--- BEGIN ---

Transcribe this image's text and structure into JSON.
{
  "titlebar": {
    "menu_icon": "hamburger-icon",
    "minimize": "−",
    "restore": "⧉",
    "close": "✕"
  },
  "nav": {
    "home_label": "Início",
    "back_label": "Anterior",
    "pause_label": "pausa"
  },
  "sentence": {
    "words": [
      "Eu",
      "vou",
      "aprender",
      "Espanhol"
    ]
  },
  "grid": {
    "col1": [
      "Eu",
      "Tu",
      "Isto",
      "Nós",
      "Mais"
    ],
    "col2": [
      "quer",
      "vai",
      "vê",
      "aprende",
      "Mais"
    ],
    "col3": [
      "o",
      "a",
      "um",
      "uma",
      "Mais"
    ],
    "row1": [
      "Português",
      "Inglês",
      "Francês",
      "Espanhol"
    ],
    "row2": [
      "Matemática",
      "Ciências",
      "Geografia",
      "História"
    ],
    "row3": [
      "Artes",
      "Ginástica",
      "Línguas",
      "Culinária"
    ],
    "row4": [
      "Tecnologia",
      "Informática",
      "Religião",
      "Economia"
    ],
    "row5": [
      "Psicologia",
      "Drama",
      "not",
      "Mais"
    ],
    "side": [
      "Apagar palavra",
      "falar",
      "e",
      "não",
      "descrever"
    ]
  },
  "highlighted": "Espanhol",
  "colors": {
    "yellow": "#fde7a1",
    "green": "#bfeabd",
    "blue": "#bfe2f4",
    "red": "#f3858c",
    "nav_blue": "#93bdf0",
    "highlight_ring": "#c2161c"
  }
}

--- END ---

Every entry in the listing must be retyped exactly.

Transcribe this image's text and structure into JSON.
{
  "titlebar": {
    "menu_icon": "hamburger-icon",
    "minimize": "−",
    "restore": "⧉",
    "close": "✕"
  },
  "nav": {
    "home_label": "Início",
    "back_label": "Anterior",
    "pause_label": "pausa"
  },
  "sentence": {
    "words": [
      "Eu",
      "vou",
      "aprender",
      "Espanhol"
    ]
  },
  "grid": {
    "col1": [
      "Eu",
      "Tu",
      "Isto",
      "Nós",
      "Mais"
    ],
    "col2": [
      "quer",
      "vai",
      "vê",
      "aprende",
      "Mais"
    ],
    "col3": [
      "o",
      "a",
      "um",
      "uma",
      "Mais"
    ],
    "row1": [
      "Português",
      "Inglês",
      "Francês",
      "Espanhol"
    ],
    "row2": [
      "Matemática",
      "Ciências",
      "Geografia",
      "História"
    ],
    "row3": [
      "Artes",
      "Ginástica",
      "Línguas",
      "Culinária"
    ],
    "row4": [
      "Tecnologia",
      "Informática",
      "Religião",
      "Economia"
    ],
    "row5": [
      "Psicologia",
      "Drama",
      "not",
      "Mais"
    ],
    "side": [
      "Apagar palavra",
      "falar",
      "e",
      "não",
      "descrever"
    ]
  },
  "highlighted": "Espanhol",
  "colors": {
    "yellow": "#fde7a1",
    "green": "#bfeabd",
    "blue": "#bfe2f4",
    "red": "#f3858c",
    "nav_blue": "#93bdf0",
    "highlight_ring": "#c2161c"
  }
}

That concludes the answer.